*THE TASK:*
Give the number of lines in the records below that include "available". Reply with that number alone.

··· DATA ROWS

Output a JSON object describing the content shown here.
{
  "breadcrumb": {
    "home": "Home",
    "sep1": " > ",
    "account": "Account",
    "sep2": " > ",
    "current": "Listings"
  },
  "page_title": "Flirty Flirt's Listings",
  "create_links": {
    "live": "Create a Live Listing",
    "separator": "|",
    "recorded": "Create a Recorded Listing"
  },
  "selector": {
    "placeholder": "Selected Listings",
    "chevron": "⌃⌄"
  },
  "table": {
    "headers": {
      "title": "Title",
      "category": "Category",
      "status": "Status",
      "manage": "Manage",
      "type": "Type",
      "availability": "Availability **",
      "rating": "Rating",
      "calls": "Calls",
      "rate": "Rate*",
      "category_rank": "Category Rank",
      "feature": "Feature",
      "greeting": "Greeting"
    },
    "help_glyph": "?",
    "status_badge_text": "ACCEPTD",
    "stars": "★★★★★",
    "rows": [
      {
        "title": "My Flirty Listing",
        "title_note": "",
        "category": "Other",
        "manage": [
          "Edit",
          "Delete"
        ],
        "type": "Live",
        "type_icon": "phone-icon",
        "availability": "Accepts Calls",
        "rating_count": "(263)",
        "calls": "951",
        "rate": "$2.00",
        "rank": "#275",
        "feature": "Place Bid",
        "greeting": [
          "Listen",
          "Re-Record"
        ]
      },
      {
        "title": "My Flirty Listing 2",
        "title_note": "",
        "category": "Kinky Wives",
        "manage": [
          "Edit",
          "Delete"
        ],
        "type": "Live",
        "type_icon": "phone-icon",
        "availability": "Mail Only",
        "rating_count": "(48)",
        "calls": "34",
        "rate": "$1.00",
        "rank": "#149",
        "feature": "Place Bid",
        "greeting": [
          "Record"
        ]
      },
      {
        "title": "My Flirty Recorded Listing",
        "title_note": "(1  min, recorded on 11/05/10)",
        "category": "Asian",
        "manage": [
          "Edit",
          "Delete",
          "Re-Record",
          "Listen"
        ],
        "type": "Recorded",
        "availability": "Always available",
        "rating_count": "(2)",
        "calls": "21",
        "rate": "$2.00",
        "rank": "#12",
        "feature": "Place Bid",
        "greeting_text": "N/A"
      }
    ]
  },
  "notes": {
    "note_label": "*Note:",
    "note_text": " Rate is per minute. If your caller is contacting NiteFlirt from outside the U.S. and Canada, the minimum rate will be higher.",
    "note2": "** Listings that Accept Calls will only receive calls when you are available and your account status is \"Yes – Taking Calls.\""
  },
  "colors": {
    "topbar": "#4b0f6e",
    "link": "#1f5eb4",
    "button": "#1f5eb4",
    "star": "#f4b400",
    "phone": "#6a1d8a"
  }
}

······

*CORRECT RESPONSE:*
2